══ Source material ══
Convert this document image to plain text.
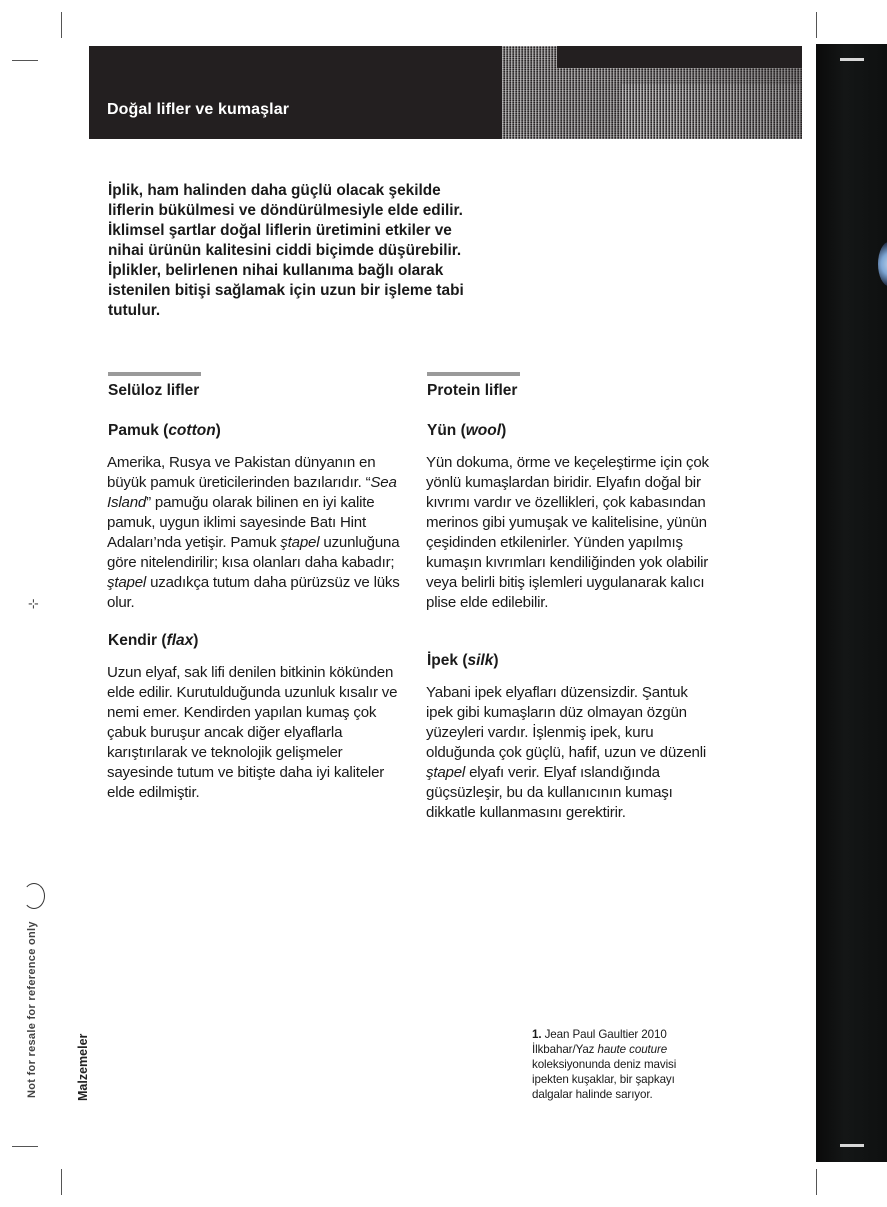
Doğal lifler ve kumaşlar

İplik, ham halinden daha güçlü olacak şekilde liflerin bükülmesi ve döndürülmesiyle elde edilir. İklimsel şartlar doğal liflerin üretimini etkiler ve nihai ürünün kalitesini ciddi biçimde düşürebilir. İplikler, belirlenen nihai kullanıma bağlı olarak istenilen bitişi sağlamak için uzun bir işleme tabi tutulur.

Selüloz lifler
Pamuk (cotton)

Amerika, Rusya ve Pakistan dünyanın en büyük pamuk üreticilerinden bazılarıdır. “Sea Island” pamuğu olarak bilinen en iyi kalite pamuk, uygun iklimi sayesinde Batı Hint Adaları’nda yetişir. Pamuk ştapel uzunluğuna göre nitelendirilir; kısa olanları daha kabadır; ştapel uzadıkça tutum daha pürüzsüz ve lüks olur.

Kendir (flax)

Uzun elyaf, sak lifi denilen bitkinin kökünden elde edilir. Kurutulduğunda uzunluk kısalır ve nemi emer. Kendirden yapılan kumaş çok çabuk buruşur ancak diğer elyaflarla karıştırılarak ve teknolojik gelişmeler sayesinde tutum ve bitişte daha iyi kaliteler elde edilmiştir.

Protein lifler
Yün (wool)

Yün dokuma, örme ve keçeleştirme için çok yönlü kumaşlardan biridir. Elyafın doğal bir kıvrımı vardır ve özellikleri, çok kabasından merinos gibi yumuşak ve kalitelisine, yünün çeşidinden etkilenirler. Yünden yapılmış kumaşın kıvrımları kendiliğinden yok olabilir veya belirli bitiş işlemleri uygulanarak kalıcı plise elde edilebilir.

İpek (silk)

Yabani ipek elyafları düzensizdir. Şantuk ipek gibi kumaşların düz olmayan özgün yüzeyleri vardır. İşlenmiş ipek, kuru olduğunda çok güçlü, hafif, uzun ve düzenli ştapel elyafı verir. Elyaf ıslandığında güçsüzleşir, bu da kullanıcının kumaşı dikkatle kullanmasını gerektirir.

1. Jean Paul Gaultier 2010 İlkbahar/Yaz haute couture koleksiyonunda deniz mavisi ipekten kuşaklar, bir şapkayı dalgalar halinde sarıyor.

Malzemeler
Not for resale for reference only
⊹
═══
- Work item -
The copy must match each record exactly, apart from the images, which stay out.

- Result of the task -
Convert this document image to plain text.
Doğal lifler ve kumaşlar

İplik, ham halinden daha güçlü olacak şekilde liflerin bükülmesi ve döndürülmesiyle elde edilir. İklimsel şartlar doğal liflerin üretimini etkiler ve nihai ürünün kalitesini ciddi biçimde düşürebilir. İplikler, belirlenen nihai kullanıma bağlı olarak istenilen bitişi sağlamak için uzun bir işleme tabi tutulur.

Selüloz lifler
Pamuk (cotton)

Amerika, Rusya ve Pakistan dünyanın en büyük pamuk üreticilerinden bazılarıdır. “Sea Island” pamuğu olarak bilinen en iyi kalite pamuk, uygun iklimi sayesinde Batı Hint Adaları’nda yetişir. Pamuk ştapel uzunluğuna göre nitelendirilir; kısa olanları daha kabadır; ştapel uzadıkça tutum daha pürüzsüz ve lüks olur.

Kendir (flax)

Uzun elyaf, sak lifi denilen bitkinin kökünden elde edilir. Kurutulduğunda uzunluk kısalır ve nemi emer. Kendirden yapılan kumaş çok çabuk buruşur ancak diğer elyaflarla karıştırılarak ve teknolojik gelişmeler sayesinde tutum ve bitişte daha iyi kaliteler elde edilmiştir.

Protein lifler
Yün (wool)

Yün dokuma, örme ve keçeleştirme için çok yönlü kumaşlardan biridir. Elyafın doğal bir kıvrımı vardır ve özellikleri, çok kabasından merinos gibi yumuşak ve kalitelisine, yünün çeşidinden etkilenirler. Yünden yapılmış kumaşın kıvrımları kendiliğinden yok olabilir veya belirli bitiş işlemleri uygulanarak kalıcı plise elde edilebilir.

İpek (silk)

Yabani ipek elyafları düzensizdir. Şantuk ipek gibi kumaşların düz olmayan özgün yüzeyleri vardır. İşlenmiş ipek, kuru olduğunda çok güçlü, hafif, uzun ve düzenli ştapel elyafı verir. Elyaf ıslandığında güçsüzleşir, bu da kullanıcının kumaşı dikkatle kullanmasını gerektirir.

1. Jean Paul Gaultier 2010 İlkbahar/Yaz haute couture koleksiyonunda deniz mavisi ipekten kuşaklar, bir şapkayı dalgalar halinde sarıyor.

Malzemeler
Not for resale for reference only
⊹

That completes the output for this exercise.